___ Teks Bacaan

Apa yang dimaksud dengan Teori Struktural Fungsionalisme?

teori struktural fungsional

Teori Struktural Fungsionalme adalah sebuah sudut pandang luas dalam sosiologi yang berupaya menafsirkan masyarakat sebagai sebuah struktur dengan bagian-bagian yang saling berhubungan

Apa yang dimaksud dengan Teori struktural fungsionalisme ?

2 Likes

Teori Struktural Fungsionalisme adalah aliran yang mengandaikan manusia sebagai pelaku yang harus mengontrol segala tindakannya dan juga taat pada aturan yang telah ada, hal ini akan membuat seolah-olah semua yang manusia lakukan harus sesuai dengan peran yang sudah ditentukan.

Fungsionalisme mengandaikan cara berpikir yang mengklaim bahwa sistem sosial punya kebutuhan untuk dipenuhi agar ia langgeng sebagai sistem sosial dan berada dalam situasi teratur.
Fungsionalisme menekankan pada aspek struktural dan mengandaikan peran sosial yang melekat dan mengekang pelaku akibat struktur yang ada.

Ada dualisme, antara pelaku dan struktur yang dipisahkan dan bahwa struktur diklaim sebagai yang paling punya kekuatan untuk menentukan perilaku sosial. Inilah akar dari strukturalisme sebagaimana juga diterapkan oleh marxisme. Dan di dalam penjelasan Durkheimian, struktur merupakan entitas lain yang berada di luar pelaku yang bersifat mengekang (constraining).

______
___ Data yang Diberikan

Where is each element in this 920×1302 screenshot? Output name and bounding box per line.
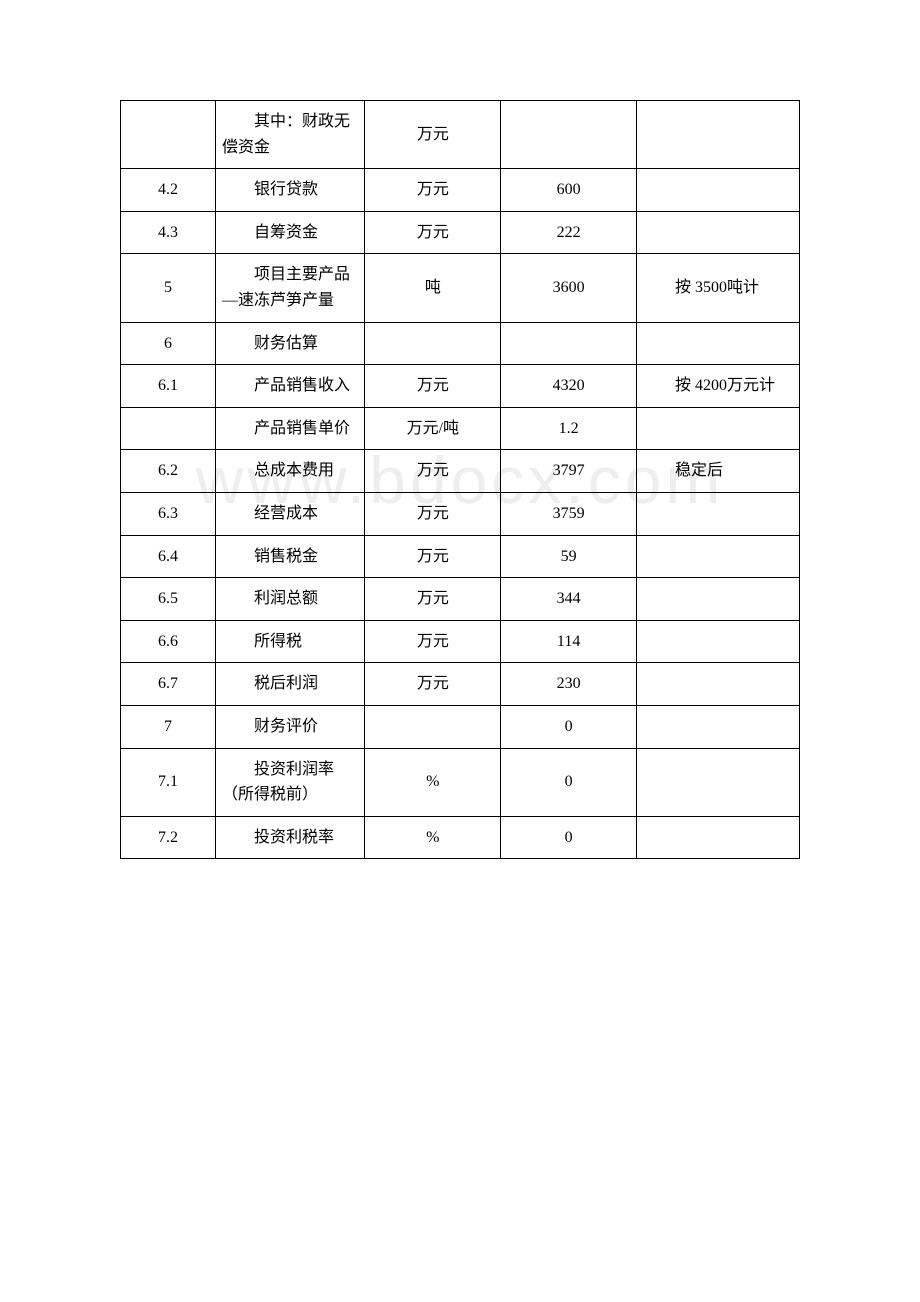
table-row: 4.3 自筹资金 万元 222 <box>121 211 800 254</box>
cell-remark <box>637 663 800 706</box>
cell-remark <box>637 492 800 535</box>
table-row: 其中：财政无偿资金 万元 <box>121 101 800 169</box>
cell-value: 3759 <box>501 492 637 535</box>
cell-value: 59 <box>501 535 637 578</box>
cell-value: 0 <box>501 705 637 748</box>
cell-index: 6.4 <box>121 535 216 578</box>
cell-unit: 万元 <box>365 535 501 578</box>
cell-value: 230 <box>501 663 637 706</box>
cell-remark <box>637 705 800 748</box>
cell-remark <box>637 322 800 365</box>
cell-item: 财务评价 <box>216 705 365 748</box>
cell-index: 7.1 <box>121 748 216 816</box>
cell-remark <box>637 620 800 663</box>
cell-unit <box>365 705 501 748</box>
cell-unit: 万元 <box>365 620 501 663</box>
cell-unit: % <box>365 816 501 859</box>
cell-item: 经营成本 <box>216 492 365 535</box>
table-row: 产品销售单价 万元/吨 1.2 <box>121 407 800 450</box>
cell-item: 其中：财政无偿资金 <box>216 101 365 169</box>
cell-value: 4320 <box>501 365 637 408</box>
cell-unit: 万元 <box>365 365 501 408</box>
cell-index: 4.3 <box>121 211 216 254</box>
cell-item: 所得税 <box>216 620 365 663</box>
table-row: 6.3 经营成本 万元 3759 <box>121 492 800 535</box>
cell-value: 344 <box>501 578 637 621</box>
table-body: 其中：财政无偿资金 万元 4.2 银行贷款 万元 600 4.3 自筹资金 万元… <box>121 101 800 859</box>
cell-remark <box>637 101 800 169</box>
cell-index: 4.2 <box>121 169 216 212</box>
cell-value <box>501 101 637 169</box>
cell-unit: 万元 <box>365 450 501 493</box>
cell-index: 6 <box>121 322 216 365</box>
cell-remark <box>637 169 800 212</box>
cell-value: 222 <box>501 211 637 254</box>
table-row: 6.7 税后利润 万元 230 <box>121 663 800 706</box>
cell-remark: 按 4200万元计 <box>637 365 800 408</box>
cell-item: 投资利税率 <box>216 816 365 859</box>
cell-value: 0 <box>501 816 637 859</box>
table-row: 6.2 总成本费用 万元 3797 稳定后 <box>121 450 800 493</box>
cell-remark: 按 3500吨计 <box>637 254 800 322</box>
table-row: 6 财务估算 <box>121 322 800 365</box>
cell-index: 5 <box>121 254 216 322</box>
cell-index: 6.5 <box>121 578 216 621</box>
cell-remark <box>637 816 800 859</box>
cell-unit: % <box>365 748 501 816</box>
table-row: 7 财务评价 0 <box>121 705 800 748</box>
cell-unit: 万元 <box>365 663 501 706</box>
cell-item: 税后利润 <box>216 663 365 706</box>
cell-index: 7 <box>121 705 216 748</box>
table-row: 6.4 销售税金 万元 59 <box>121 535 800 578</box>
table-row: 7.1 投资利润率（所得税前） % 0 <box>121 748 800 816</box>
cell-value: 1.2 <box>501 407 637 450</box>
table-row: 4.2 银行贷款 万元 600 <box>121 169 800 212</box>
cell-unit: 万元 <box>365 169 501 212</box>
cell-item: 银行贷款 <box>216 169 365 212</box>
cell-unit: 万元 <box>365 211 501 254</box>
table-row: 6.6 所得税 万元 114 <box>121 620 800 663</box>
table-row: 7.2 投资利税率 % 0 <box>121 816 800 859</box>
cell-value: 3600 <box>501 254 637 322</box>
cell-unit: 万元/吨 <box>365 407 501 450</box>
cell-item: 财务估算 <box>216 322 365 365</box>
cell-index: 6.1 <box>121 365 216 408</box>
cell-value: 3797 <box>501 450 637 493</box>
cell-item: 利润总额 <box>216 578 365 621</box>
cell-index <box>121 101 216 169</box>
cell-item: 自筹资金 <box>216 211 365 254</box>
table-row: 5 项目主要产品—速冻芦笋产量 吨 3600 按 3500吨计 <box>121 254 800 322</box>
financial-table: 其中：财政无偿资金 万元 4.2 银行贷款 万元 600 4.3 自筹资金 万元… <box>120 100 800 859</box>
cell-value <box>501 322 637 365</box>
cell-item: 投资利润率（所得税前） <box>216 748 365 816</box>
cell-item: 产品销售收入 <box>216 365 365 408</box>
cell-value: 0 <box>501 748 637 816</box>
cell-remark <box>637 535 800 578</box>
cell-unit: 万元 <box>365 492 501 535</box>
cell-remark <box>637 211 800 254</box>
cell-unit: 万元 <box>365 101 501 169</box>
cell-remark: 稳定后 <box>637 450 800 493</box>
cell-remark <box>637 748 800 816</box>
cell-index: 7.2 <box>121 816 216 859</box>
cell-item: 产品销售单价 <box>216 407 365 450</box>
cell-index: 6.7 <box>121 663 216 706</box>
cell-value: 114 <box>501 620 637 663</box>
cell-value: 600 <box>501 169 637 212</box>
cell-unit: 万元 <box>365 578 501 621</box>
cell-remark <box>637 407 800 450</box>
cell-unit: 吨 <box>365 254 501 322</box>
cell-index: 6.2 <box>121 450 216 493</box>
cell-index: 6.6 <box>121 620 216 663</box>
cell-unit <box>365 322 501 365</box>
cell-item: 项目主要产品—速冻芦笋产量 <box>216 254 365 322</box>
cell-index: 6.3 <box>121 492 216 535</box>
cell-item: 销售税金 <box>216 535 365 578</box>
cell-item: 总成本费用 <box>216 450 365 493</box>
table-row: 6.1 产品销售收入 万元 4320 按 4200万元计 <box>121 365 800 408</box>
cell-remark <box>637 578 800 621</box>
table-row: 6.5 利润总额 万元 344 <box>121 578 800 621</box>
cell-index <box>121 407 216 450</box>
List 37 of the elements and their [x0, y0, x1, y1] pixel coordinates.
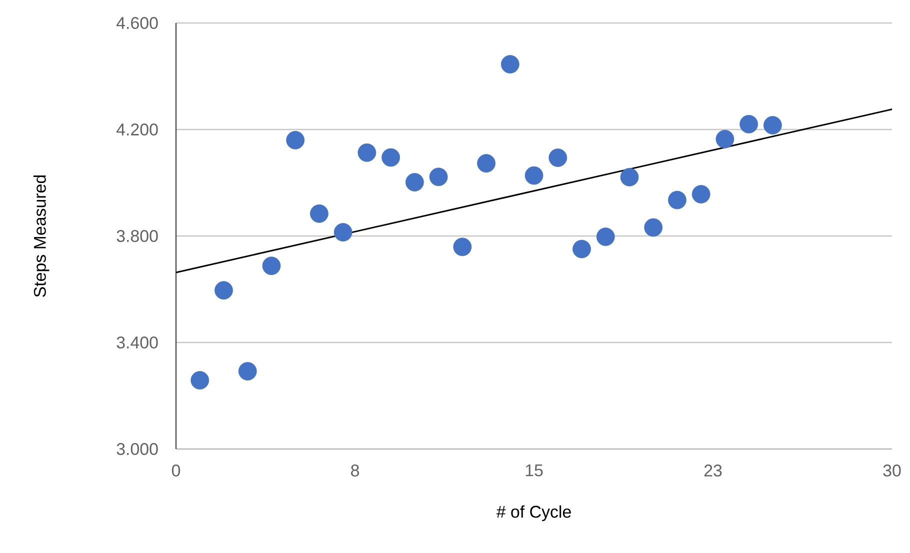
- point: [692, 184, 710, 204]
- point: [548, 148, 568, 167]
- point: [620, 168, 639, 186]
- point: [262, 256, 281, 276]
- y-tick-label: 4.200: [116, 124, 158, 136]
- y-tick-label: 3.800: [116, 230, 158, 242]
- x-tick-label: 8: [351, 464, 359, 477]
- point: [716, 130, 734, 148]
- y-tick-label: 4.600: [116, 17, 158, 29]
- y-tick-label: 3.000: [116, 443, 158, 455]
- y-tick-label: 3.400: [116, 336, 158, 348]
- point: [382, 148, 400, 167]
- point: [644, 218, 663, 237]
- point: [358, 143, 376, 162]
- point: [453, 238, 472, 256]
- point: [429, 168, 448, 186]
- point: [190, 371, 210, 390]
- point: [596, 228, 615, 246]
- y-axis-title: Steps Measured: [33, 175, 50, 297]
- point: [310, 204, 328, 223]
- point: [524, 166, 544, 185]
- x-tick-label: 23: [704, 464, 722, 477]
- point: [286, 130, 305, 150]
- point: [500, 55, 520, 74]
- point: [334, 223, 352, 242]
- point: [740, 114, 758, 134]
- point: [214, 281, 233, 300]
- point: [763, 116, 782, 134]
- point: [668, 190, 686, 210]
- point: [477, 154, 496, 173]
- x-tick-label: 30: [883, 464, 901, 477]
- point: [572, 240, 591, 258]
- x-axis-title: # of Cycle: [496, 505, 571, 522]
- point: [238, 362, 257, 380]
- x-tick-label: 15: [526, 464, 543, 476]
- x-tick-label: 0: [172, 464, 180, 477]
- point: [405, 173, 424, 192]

______

**Yang Harus Dikerjakan**
**A.** Jawablah pertanyaan berikut berdasarkan teks tentang teori struktural fungsionalisme.
(i) Sebagai pelaku, apa yang harus dilakukan manusia menurut aliran ini?
(ii) Apa yang dimiliki sistem sosial menurut cara berpikir fungsionalisme?
(iii) Dalam penjelasan Durkheimian, struktur disebut bersifat apa?
**B.** Tuliskan kembali tanpa mengubah apa pun bagian teks tentang teori struktural fungsionalisme dari "Teori Struktural Fungsionalme" sampai "dalam situasi teratur.".

**Jawaban yang Diharapkan**
**A.**
(i) Manusia harus mengontrol segala tindakannya dan taat pada aturan yang telah ada.
(ii) Sistem sosial punya kebutuhan untuk dipenuhi agar ia langgeng sebagai sistem sosial dan berada dalam situasi teratur.
(iii) Struktur bersifat mengekang (constraining).

**B.**
Teori Struktural Fungsionalme adalah sebuah sudut pandang luas dalam sosiologi yang berupaya menafsirkan masyarakat sebagai sebuah struktur dengan bagian-bagian yang saling berhubungan

Apa yang dimaksud dengan Teori struktural fungsionalisme ?

2 Likes

Teori Struktural Fungsionalisme adalah aliran yang mengandaikan manusia sebagai pelaku yang harus mengontrol segala tindakannya dan juga taat pada aturan yang telah ada, hal ini akan membuat seolah-olah semua yang manusia lakukan harus sesuai dengan peran yang sudah ditentukan.

Fungsionalisme mengandaikan cara berpikir yang mengklaim bahwa sistem sosial punya kebutuhan untuk dipenuhi agar ia langgeng sebagai sistem sosial dan berada dalam situasi teratur.